** START OF SUPPLIED DATA **

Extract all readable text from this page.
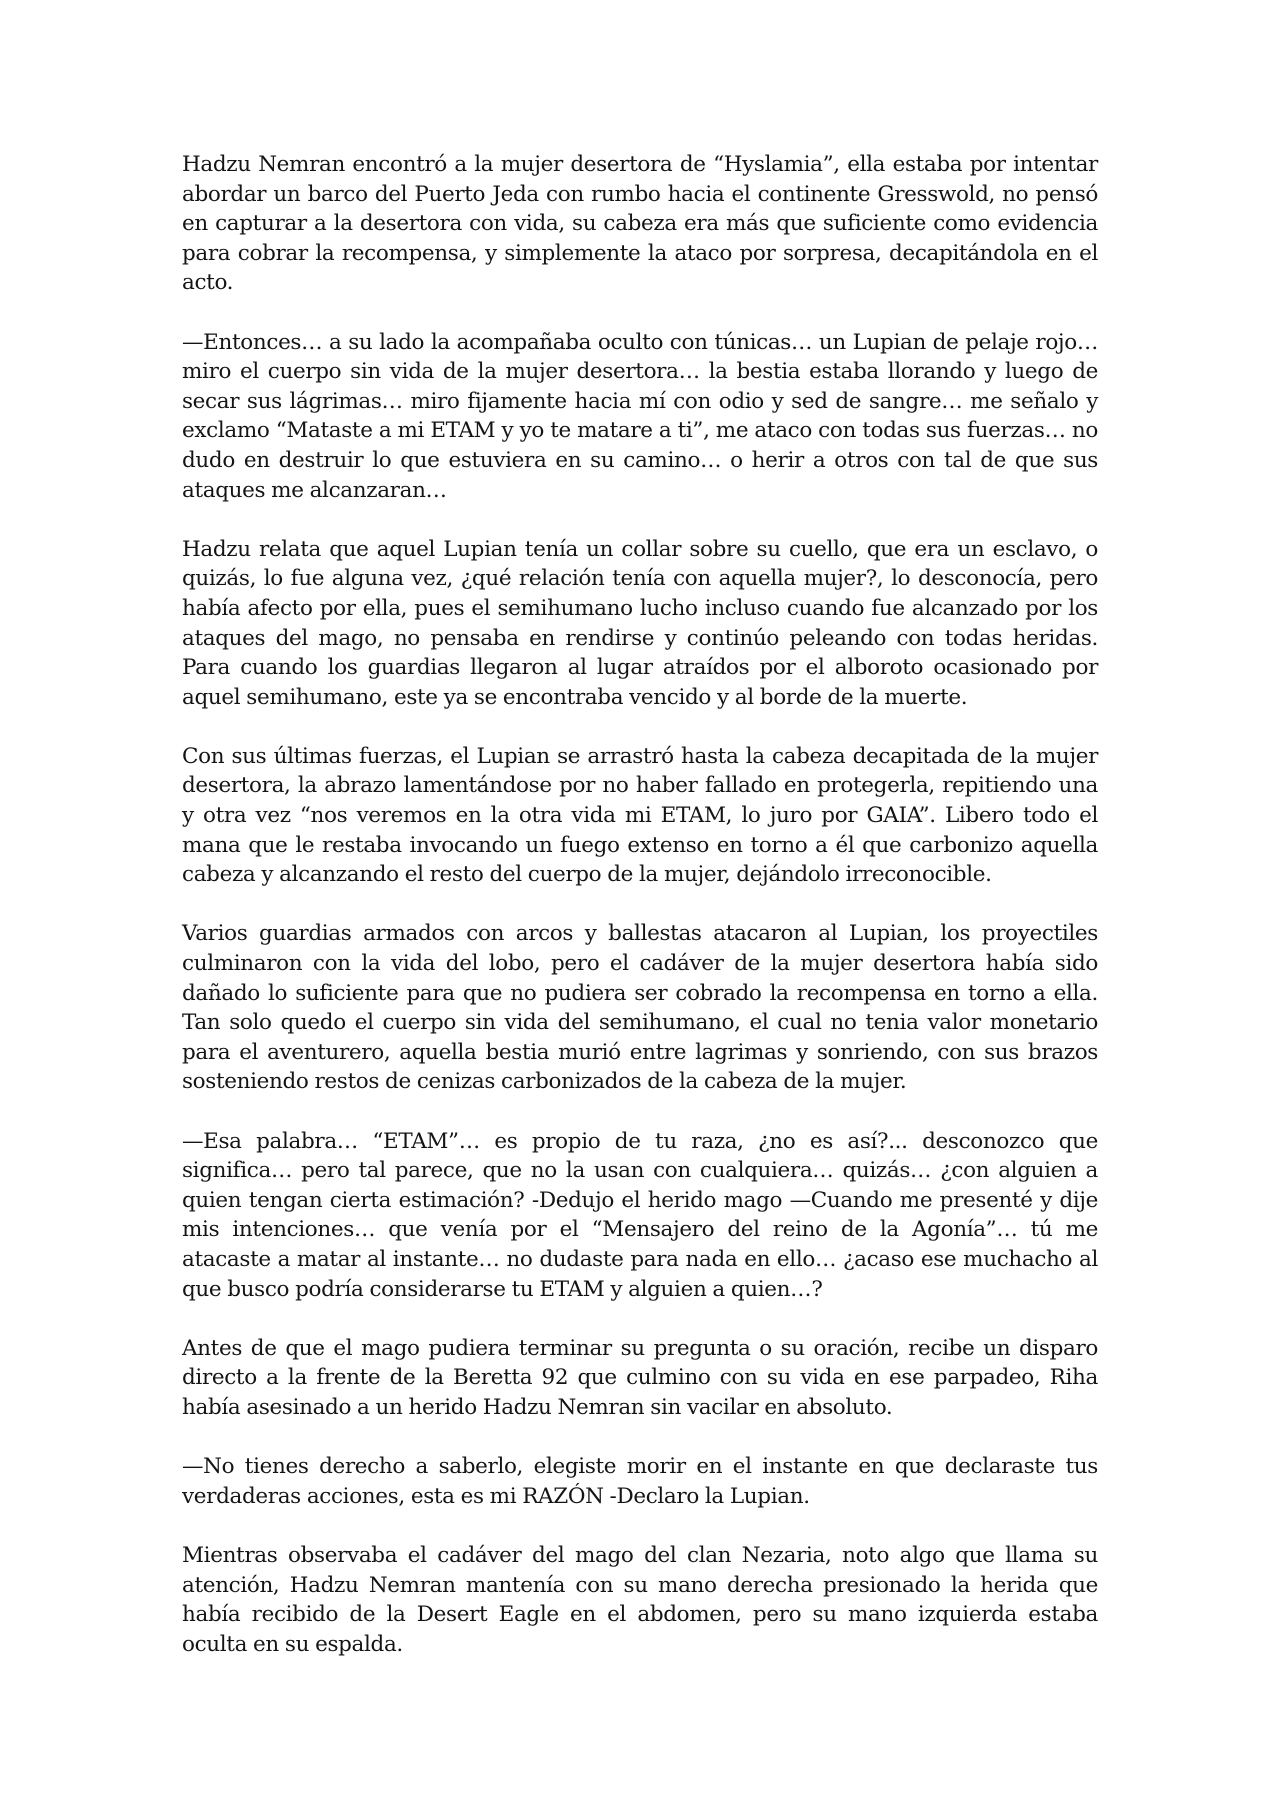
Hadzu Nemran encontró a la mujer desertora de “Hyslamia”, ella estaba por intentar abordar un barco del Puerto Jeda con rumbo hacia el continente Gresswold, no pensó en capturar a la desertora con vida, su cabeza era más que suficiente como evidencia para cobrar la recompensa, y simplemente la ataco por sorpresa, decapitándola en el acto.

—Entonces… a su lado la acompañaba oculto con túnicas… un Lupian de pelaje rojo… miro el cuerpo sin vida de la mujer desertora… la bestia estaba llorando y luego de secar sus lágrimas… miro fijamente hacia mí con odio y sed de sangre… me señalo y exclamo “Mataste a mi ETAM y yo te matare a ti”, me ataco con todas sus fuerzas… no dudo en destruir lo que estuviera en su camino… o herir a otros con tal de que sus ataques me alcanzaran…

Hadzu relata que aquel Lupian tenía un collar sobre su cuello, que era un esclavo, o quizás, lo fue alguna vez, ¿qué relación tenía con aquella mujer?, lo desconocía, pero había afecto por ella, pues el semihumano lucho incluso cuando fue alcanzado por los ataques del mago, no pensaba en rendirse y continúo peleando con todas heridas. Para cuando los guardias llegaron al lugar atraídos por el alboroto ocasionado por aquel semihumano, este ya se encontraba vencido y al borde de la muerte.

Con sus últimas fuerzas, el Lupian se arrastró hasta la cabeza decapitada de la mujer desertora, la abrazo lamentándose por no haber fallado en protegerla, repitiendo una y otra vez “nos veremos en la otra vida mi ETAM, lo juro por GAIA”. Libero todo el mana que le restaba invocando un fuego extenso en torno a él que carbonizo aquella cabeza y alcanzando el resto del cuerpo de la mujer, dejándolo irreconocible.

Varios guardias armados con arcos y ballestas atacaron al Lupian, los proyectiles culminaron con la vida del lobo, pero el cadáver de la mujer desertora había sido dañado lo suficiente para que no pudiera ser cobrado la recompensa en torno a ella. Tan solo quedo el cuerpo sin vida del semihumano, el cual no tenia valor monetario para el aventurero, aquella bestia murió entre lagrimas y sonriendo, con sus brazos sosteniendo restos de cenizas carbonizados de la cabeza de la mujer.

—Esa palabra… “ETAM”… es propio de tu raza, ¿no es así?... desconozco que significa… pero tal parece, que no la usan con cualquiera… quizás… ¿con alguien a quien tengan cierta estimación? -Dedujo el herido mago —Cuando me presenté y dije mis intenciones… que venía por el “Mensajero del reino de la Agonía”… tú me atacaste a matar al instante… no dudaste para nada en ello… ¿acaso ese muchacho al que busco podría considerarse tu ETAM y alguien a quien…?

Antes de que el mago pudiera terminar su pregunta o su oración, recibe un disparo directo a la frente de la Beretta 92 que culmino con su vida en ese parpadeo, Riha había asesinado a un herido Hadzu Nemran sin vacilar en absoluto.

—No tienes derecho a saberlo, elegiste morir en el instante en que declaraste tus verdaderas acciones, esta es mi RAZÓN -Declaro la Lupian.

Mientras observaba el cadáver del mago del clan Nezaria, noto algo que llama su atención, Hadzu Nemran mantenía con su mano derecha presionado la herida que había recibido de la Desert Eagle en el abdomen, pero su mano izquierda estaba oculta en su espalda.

** END OF SUPPLIED DATA **
** START OF SUPPLIED DATA **

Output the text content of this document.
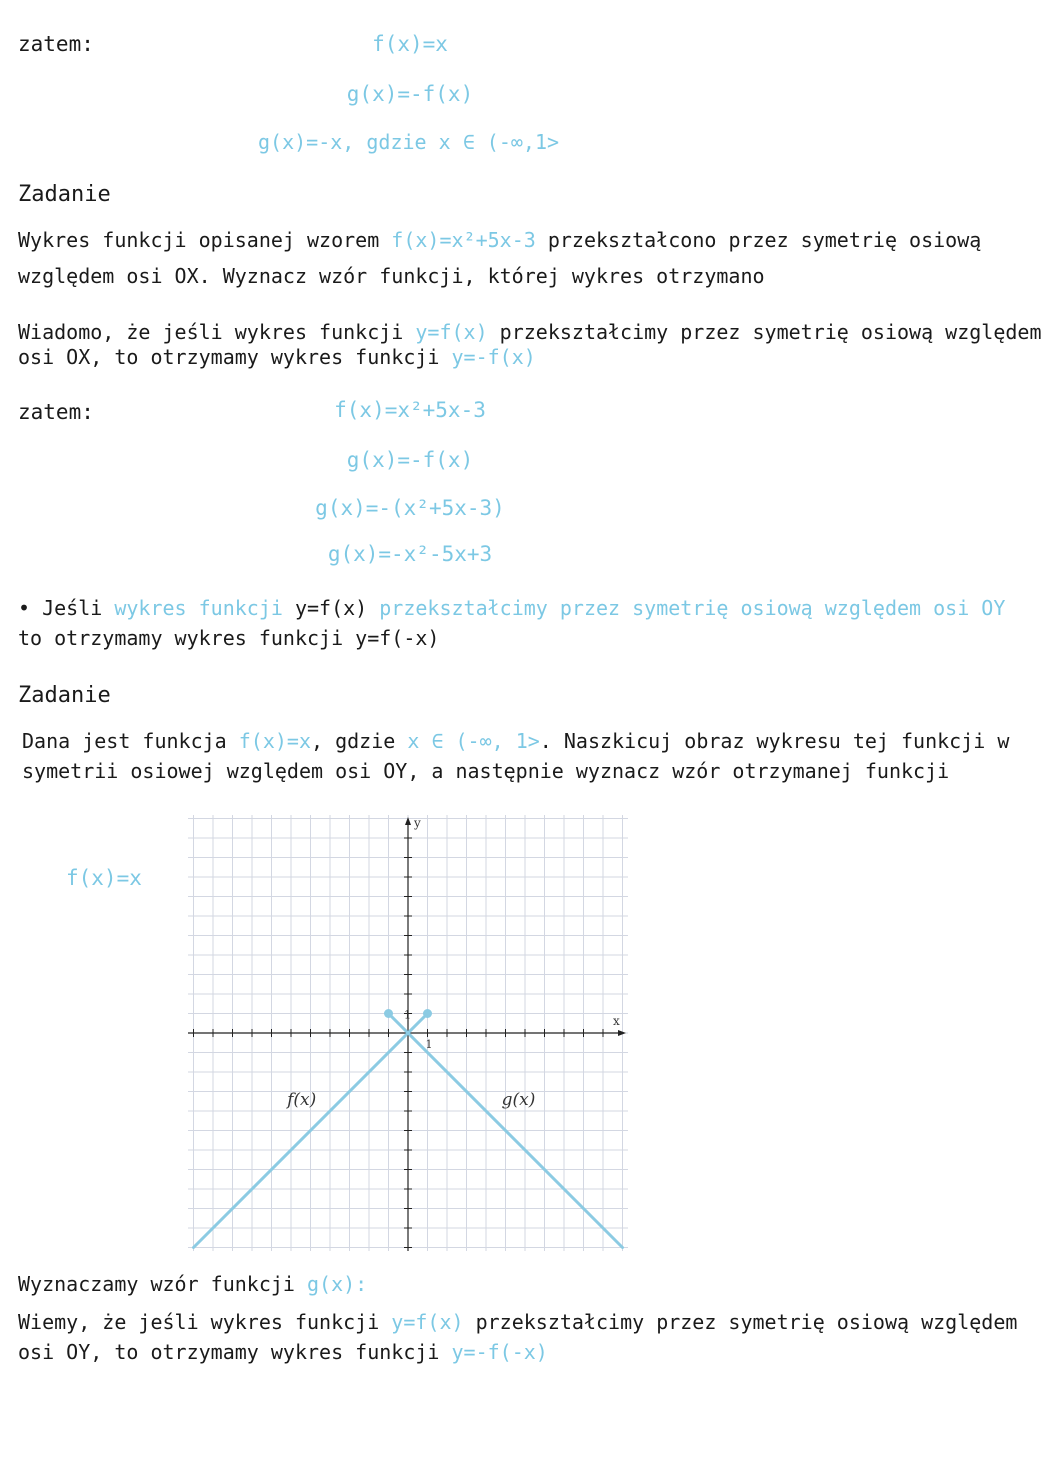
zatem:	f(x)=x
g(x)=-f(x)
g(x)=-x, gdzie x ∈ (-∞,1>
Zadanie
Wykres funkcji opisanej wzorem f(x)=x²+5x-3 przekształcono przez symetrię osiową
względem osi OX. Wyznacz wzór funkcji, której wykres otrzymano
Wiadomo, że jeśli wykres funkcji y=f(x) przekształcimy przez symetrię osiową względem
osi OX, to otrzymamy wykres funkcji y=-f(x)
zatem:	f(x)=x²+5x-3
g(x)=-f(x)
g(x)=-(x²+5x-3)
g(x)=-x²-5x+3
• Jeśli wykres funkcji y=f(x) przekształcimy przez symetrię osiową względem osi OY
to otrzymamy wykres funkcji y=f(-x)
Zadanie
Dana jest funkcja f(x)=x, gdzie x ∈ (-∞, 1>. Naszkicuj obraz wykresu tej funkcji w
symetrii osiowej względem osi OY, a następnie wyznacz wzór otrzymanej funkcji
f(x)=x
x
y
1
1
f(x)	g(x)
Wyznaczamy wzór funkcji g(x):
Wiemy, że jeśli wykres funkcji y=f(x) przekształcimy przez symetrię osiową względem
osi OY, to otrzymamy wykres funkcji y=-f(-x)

** END OF SUPPLIED DATA **

▶ [EXERCISE TASK]:
Copy each line of the entries that includes the word "bestia".

▶ [RESULT BELOW]:
—Entonces… a su lado la acompañaba oculto con túnicas… un Lupian de pelaje rojo… miro el cuerpo sin vida de la mujer desertora… la bestia estaba llorando y luego de secar sus lágrimas… miro fijamente hacia mí con odio y sed de sangre… me señalo y exclamo “Mataste a mi ETAM y yo te matare a ti”, me ataco con todas sus fuerzas… no dudo en destruir lo que estuviera en su camino… o herir a otros con tal de que sus ataques me alcanzaran…
Varios guardias armados con arcos y ballestas atacaron al Lupian, los proyectiles culminaron con la vida del lobo, pero el cadáver de la mujer desertora había sido dañado lo suficiente para que no pudiera ser cobrado la recompensa en torno a ella. Tan solo quedo el cuerpo sin vida del semihumano, el cual no tenia valor monetario para el aventurero, aquella bestia murió entre lagrimas y sonriendo, con sus brazos sosteniendo restos de cenizas carbonizados de la cabeza de la mujer.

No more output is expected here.